* _Task statement_
Find the lines below that contain the string "Married". Copy each one.

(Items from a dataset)
--- --- ---

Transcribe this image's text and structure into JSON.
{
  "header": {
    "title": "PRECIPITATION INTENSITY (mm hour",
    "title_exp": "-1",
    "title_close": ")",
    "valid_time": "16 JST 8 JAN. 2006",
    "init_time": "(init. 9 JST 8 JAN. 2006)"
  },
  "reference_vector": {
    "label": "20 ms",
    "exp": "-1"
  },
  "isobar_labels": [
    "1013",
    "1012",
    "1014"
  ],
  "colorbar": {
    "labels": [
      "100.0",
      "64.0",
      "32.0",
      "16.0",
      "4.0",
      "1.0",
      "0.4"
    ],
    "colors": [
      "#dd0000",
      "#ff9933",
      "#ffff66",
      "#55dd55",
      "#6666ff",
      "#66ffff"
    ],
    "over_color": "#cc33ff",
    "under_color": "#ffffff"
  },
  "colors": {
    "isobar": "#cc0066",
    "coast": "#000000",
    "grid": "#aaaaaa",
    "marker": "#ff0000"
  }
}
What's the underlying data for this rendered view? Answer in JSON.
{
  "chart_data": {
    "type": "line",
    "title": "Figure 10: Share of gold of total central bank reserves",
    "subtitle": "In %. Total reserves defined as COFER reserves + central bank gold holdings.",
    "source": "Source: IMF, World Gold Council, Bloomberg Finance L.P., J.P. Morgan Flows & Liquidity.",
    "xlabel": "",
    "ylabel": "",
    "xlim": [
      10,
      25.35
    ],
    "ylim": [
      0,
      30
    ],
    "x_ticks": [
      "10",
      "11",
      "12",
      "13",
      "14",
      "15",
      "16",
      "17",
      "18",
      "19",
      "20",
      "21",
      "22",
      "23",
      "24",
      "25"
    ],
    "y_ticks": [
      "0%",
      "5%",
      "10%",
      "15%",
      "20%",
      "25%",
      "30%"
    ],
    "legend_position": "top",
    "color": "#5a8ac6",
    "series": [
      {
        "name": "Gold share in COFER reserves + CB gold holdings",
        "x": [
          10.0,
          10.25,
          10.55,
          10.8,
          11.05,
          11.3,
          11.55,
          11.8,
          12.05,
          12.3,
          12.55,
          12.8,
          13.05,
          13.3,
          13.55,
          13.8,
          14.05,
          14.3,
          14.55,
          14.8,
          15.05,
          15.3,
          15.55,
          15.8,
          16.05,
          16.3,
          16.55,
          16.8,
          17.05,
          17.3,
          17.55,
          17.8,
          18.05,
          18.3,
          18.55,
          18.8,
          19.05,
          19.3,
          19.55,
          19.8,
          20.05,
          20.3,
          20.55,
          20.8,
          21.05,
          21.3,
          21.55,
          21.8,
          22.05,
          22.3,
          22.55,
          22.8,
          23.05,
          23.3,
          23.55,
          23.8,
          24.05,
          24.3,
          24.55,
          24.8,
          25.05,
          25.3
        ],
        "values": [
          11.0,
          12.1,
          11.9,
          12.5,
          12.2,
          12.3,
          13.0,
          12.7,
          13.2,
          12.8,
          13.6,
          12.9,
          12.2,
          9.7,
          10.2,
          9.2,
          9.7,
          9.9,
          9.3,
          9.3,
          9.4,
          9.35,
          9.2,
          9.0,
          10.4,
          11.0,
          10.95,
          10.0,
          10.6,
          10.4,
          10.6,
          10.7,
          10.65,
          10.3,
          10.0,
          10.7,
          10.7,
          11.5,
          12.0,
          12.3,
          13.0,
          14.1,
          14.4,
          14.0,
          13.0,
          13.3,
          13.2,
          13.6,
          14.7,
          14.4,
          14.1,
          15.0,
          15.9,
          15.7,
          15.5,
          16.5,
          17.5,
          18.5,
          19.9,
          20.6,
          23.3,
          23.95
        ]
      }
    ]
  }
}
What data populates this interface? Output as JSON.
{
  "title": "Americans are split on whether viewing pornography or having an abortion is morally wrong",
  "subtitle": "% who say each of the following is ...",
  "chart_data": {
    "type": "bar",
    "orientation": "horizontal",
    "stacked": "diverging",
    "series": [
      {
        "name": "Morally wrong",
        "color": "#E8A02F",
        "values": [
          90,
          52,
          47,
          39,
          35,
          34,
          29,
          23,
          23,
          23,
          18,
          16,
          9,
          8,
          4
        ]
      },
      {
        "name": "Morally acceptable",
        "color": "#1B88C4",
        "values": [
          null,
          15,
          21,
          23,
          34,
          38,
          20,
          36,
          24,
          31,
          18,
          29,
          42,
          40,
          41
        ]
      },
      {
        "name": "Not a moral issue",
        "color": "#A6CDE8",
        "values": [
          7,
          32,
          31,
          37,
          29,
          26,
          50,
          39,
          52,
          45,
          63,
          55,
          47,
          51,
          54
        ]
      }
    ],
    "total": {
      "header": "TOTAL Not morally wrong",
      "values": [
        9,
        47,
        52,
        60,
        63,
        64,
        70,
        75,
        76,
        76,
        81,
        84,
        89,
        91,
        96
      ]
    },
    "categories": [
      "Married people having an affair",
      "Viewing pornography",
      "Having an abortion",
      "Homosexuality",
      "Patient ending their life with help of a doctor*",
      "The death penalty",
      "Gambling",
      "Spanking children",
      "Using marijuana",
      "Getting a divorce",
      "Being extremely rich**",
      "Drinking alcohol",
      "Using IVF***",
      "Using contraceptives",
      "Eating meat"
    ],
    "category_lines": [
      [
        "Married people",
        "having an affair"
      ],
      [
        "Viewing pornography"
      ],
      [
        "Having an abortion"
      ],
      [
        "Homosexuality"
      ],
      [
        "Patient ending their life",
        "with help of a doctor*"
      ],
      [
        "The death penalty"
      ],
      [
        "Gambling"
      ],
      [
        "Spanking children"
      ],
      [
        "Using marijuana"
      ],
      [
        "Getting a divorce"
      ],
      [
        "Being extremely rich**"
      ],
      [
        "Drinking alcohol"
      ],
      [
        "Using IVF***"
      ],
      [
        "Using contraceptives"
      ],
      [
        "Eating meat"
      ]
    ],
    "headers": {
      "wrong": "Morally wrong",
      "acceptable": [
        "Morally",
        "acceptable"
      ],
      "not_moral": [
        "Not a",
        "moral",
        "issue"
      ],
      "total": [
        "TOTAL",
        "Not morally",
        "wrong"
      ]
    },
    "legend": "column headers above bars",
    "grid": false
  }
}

--- --- ---

* _Task result_
      "Married people having an affair",
        "Married people",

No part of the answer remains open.